** Material for this exercise **
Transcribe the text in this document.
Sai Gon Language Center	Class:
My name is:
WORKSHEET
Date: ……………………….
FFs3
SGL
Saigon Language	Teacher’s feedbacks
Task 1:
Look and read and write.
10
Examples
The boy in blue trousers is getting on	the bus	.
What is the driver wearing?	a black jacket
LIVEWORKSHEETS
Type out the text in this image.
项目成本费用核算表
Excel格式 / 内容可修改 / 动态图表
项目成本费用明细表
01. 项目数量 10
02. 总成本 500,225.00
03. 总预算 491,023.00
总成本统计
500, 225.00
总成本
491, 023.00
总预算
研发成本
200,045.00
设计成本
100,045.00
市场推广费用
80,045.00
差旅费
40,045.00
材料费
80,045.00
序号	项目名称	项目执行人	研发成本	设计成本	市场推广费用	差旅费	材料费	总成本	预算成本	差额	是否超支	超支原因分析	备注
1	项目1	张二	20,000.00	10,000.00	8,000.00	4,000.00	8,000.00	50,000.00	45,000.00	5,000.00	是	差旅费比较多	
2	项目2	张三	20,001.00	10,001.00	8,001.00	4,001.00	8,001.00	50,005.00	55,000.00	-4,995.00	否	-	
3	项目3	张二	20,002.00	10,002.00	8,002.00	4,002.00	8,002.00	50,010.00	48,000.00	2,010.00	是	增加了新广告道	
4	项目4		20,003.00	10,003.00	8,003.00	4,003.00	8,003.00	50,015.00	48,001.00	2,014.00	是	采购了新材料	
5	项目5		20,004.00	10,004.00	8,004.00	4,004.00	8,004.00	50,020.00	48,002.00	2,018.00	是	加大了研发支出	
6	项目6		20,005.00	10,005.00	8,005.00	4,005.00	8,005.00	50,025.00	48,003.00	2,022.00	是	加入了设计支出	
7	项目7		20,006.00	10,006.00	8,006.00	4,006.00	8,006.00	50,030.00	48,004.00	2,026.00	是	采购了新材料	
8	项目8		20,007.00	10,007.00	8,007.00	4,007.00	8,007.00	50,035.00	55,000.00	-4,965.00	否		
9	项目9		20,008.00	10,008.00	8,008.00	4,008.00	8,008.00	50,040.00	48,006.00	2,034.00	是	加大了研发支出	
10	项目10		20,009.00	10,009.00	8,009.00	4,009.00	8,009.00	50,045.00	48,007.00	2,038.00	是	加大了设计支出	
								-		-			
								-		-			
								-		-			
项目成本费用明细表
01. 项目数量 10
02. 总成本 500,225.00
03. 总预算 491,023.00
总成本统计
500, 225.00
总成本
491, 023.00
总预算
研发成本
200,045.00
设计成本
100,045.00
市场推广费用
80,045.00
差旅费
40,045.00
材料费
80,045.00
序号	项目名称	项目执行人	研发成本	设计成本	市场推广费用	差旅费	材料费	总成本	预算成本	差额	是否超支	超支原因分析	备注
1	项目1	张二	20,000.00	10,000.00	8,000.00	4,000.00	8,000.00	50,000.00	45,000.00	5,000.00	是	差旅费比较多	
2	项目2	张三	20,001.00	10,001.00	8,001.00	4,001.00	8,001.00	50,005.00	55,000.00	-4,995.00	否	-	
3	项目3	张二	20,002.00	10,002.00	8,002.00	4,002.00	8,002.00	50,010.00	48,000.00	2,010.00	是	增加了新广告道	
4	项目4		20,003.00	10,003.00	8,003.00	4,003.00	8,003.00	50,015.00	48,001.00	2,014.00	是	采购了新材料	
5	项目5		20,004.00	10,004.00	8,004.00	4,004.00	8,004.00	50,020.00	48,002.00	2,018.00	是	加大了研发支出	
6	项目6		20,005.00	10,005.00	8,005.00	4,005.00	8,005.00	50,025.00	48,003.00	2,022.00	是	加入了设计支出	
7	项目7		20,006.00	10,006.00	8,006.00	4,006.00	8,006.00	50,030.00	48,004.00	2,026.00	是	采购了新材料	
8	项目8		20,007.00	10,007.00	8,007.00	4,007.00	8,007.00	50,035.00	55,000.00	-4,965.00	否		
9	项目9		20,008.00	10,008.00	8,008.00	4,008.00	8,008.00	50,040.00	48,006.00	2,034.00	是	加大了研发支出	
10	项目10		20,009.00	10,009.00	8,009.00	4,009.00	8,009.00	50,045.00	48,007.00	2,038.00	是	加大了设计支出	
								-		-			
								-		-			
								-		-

** Required work **
Go through the data and return every record exactly.

** Exercise response **
Transcribe the text in this document.
Sai Gon Language Center	Class:
My name is:
WORKSHEET
Date: ……………………….
FFs3
SGL
Saigon Language	Teacher’s feedbacks
Task 1:
Look and read and write.
10
Examples
The boy in blue trousers is getting on	the bus	.
What is the driver wearing?	a black jacket
LIVEWORKSHEETS
Type out the text in this image.
项目成本费用核算表
Excel格式 / 内容可修改 / 动态图表
项目成本费用明细表
01. 项目数量 10
02. 总成本 500,225.00
03. 总预算 491,023.00
总成本统计
500, 225.00
总成本
491, 023.00
总预算
研发成本
200,045.00
设计成本
100,045.00
市场推广费用
80,045.00
差旅费
40,045.00
材料费
80,045.00
序号	项目名称	项目执行人	研发成本	设计成本	市场推广费用	差旅费	材料费	总成本	预算成本	差额	是否超支	超支原因分析	备注
1	项目1	张二	20,000.00	10,000.00	8,000.00	4,000.00	8,000.00	50,000.00	45,000.00	5,000.00	是	差旅费比较多	
2	项目2	张三	20,001.00	10,001.00	8,001.00	4,001.00	8,001.00	50,005.00	55,000.00	-4,995.00	否	-	
3	项目3	张二	20,002.00	10,002.00	8,002.00	4,002.00	8,002.00	50,010.00	48,000.00	2,010.00	是	增加了新广告道	
4	项目4		20,003.00	10,003.00	8,003.00	4,003.00	8,003.00	50,015.00	48,001.00	2,014.00	是	采购了新材料	
5	项目5		20,004.00	10,004.00	8,004.00	4,004.00	8,004.00	50,020.00	48,002.00	2,018.00	是	加大了研发支出	
6	项目6		20,005.00	10,005.00	8,005.00	4,005.00	8,005.00	50,025.00	48,003.00	2,022.00	是	加入了设计支出	
7	项目7		20,006.00	10,006.00	8,006.00	4,006.00	8,006.00	50,030.00	48,004.00	2,026.00	是	采购了新材料	
8	项目8		20,007.00	10,007.00	8,007.00	4,007.00	8,007.00	50,035.00	55,000.00	-4,965.00	否		
9	项目9		20,008.00	10,008.00	8,008.00	4,008.00	8,008.00	50,040.00	48,006.00	2,034.00	是	加大了研发支出	
10	项目10		20,009.00	10,009.00	8,009.00	4,009.00	8,009.00	50,045.00	48,007.00	2,038.00	是	加大了设计支出	
								-		-			
								-		-			
								-		-			
项目成本费用明细表
01. 项目数量 10
02. 总成本 500,225.00
03. 总预算 491,023.00
总成本统计
500, 225.00
总成本
491, 023.00
总预算
研发成本
200,045.00
设计成本
100,045.00
市场推广费用
80,045.00
差旅费
40,045.00
材料费
80,045.00
序号	项目名称	项目执行人	研发成本	设计成本	市场推广费用	差旅费	材料费	总成本	预算成本	差额	是否超支	超支原因分析	备注
1	项目1	张二	20,000.00	10,000.00	8,000.00	4,000.00	8,000.00	50,000.00	45,000.00	5,000.00	是	差旅费比较多	
2	项目2	张三	20,001.00	10,001.00	8,001.00	4,001.00	8,001.00	50,005.00	55,000.00	-4,995.00	否	-	
3	项目3	张二	20,002.00	10,002.00	8,002.00	4,002.00	8,002.00	50,010.00	48,000.00	2,010.00	是	增加了新广告道	
4	项目4		20,003.00	10,003.00	8,003.00	4,003.00	8,003.00	50,015.00	48,001.00	2,014.00	是	采购了新材料	
5	项目5		20,004.00	10,004.00	8,004.00	4,004.00	8,004.00	50,020.00	48,002.00	2,018.00	是	加大了研发支出	
6	项目6		20,005.00	10,005.00	8,005.00	4,005.00	8,005.00	50,025.00	48,003.00	2,022.00	是	加入了设计支出	
7	项目7		20,006.00	10,006.00	8,006.00	4,006.00	8,006.00	50,030.00	48,004.00	2,026.00	是	采购了新材料	
8	项目8		20,007.00	10,007.00	8,007.00	4,007.00	8,007.00	50,035.00	55,000.00	-4,965.00	否		
9	项目9		20,008.00	10,008.00	8,008.00	4,008.00	8,008.00	50,040.00	48,006.00	2,034.00	是	加大了研发支出	
10	项目10		20,009.00	10,009.00	8,009.00	4,009.00	8,009.00	50,045.00	48,007.00	2,038.00	是	加大了设计支出	
								-		-			
								-		-			
								-		-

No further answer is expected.